## INPUT RECORDS:
========================

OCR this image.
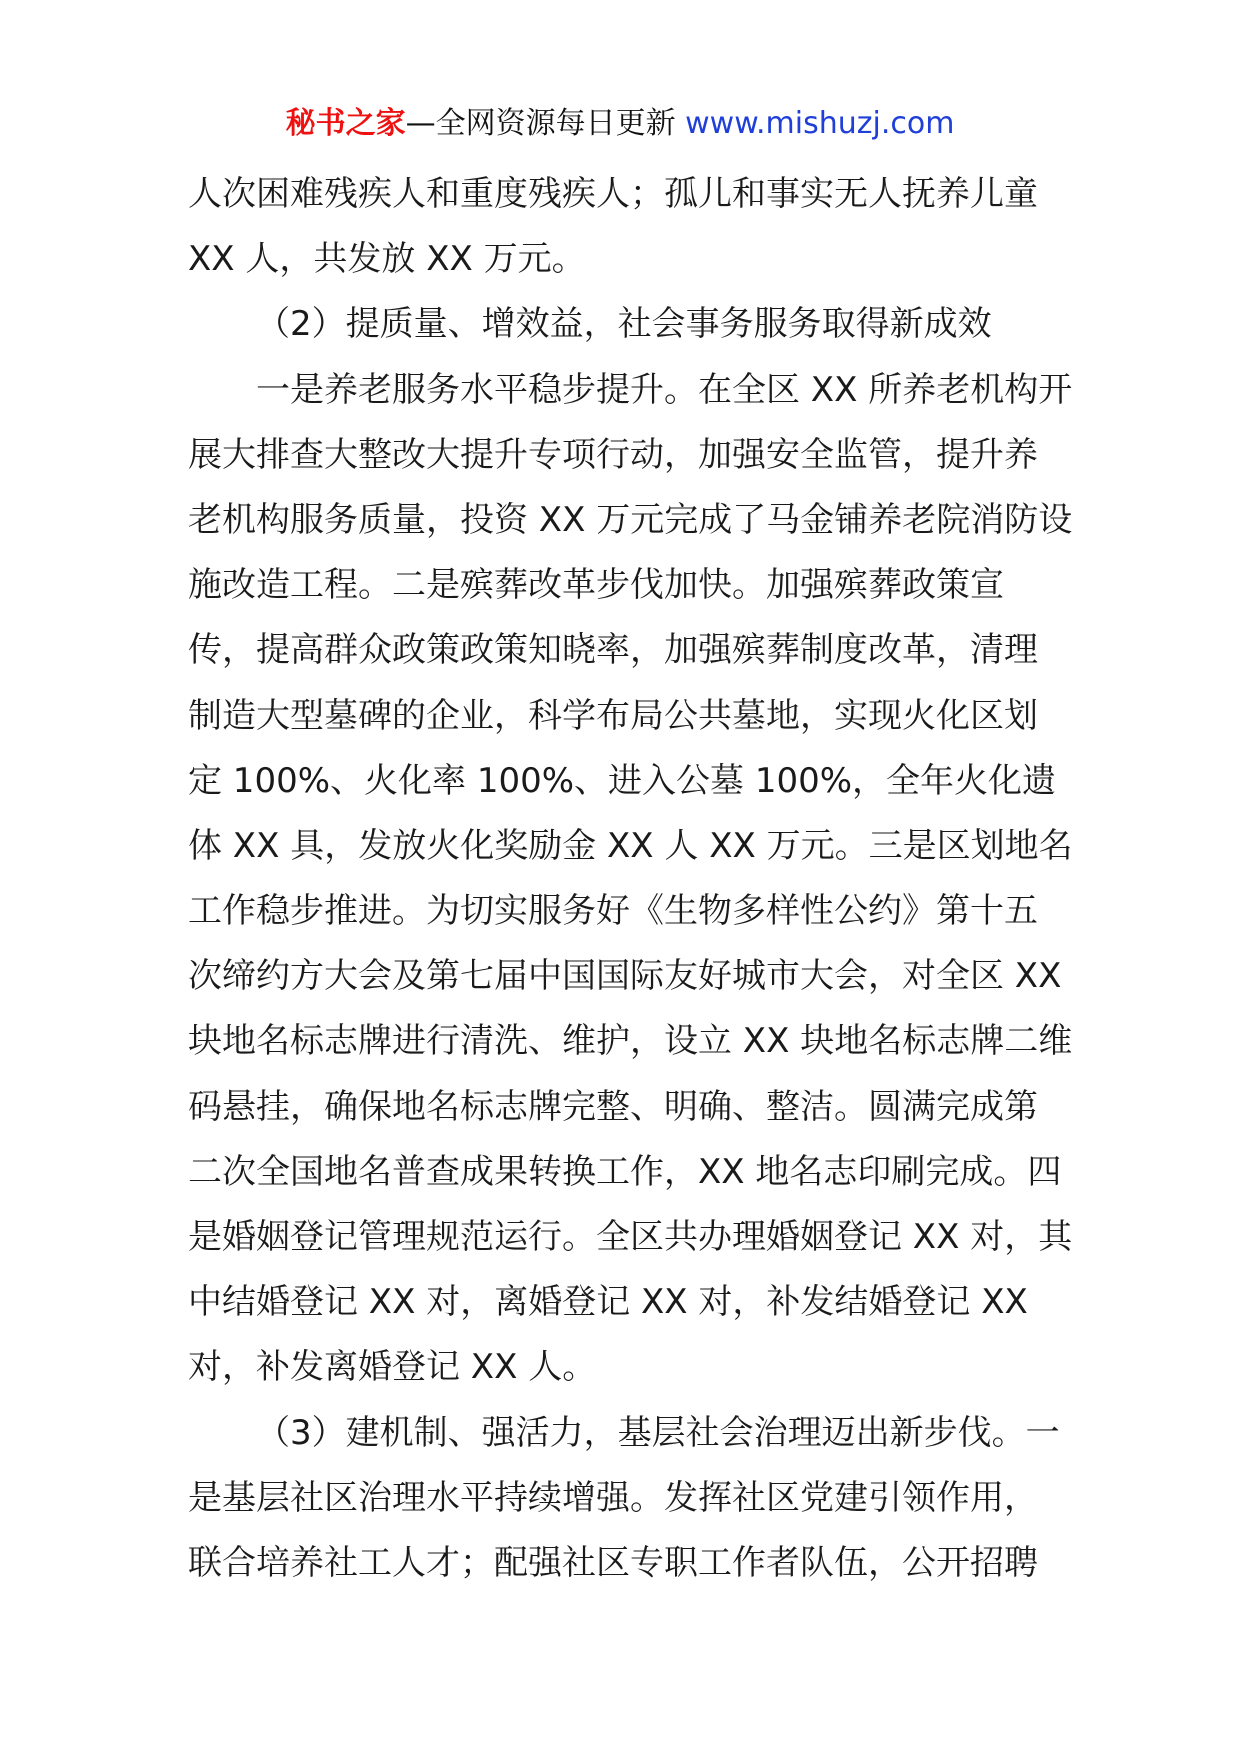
秘书之家—全网资源每日更新 www.mishuzj.com
人次困难残疾人和重度残疾人；孤儿和事实无人抚养儿童
XX 人，共发放 XX 万元。
（2）提质量、增效益，社会事务服务取得新成效
一是养老服务水平稳步提升。在全区 XX 所养老机构开
展大排查大整改大提升专项行动，加强安全监管，提升养
老机构服务质量，投资 XX 万元完成了马金铺养老院消防设
施改造工程。二是殡葬改革步伐加快。加强殡葬政策宣
传，提高群众政策政策知晓率，加强殡葬制度改革，清理
制造大型墓碑的企业，科学布局公共墓地，实现火化区划
定 100%、火化率 100%、进入公墓 100%，全年火化遗
体 XX 具，发放火化奖励金 XX 人 XX 万元。三是区划地名
工作稳步推进。为切实服务好《生物多样性公约》第十五
次缔约方大会及第七届中国国际友好城市大会，对全区 XX
块地名标志牌进行清洗、维护，设立 XX 块地名标志牌二维
码悬挂，确保地名标志牌完整、明确、整洁。圆满完成第
二次全国地名普查成果转换工作，XX 地名志印刷完成。四
是婚姻登记管理规范运行。全区共办理婚姻登记 XX 对，其
中结婚登记 XX 对，离婚登记 XX 对，补发结婚登记 XX
对，补发离婚登记 XX 人。
（3）建机制、强活力，基层社会治理迈出新步伐。一
是基层社区治理水平持续增强。发挥社区党建引领作用，
联合培养社工人才；配强社区专职工作者队伍，公开招聘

========================

## CHALLENGE:
Each line in the records above should be reproduced exactly; images are not copied.

## FINISHED TASK:
OCR this image.
秘书之家—全网资源每日更新 www.mishuzj.com
人次困难残疾人和重度残疾人；孤儿和事实无人抚养儿童
XX 人，共发放 XX 万元。
（2）提质量、增效益，社会事务服务取得新成效
一是养老服务水平稳步提升。在全区 XX 所养老机构开
展大排查大整改大提升专项行动，加强安全监管，提升养
老机构服务质量，投资 XX 万元完成了马金铺养老院消防设
施改造工程。二是殡葬改革步伐加快。加强殡葬政策宣
传，提高群众政策政策知晓率，加强殡葬制度改革，清理
制造大型墓碑的企业，科学布局公共墓地，实现火化区划
定 100%、火化率 100%、进入公墓 100%，全年火化遗
体 XX 具，发放火化奖励金 XX 人 XX 万元。三是区划地名
工作稳步推进。为切实服务好《生物多样性公约》第十五
次缔约方大会及第七届中国国际友好城市大会，对全区 XX
块地名标志牌进行清洗、维护，设立 XX 块地名标志牌二维
码悬挂，确保地名标志牌完整、明确、整洁。圆满完成第
二次全国地名普查成果转换工作，XX 地名志印刷完成。四
是婚姻登记管理规范运行。全区共办理婚姻登记 XX 对，其
中结婚登记 XX 对，离婚登记 XX 对，补发结婚登记 XX
对，补发离婚登记 XX 人。
（3）建机制、强活力，基层社会治理迈出新步伐。一
是基层社区治理水平持续增强。发挥社区党建引领作用，
联合培养社工人才；配强社区专职工作者队伍，公开招聘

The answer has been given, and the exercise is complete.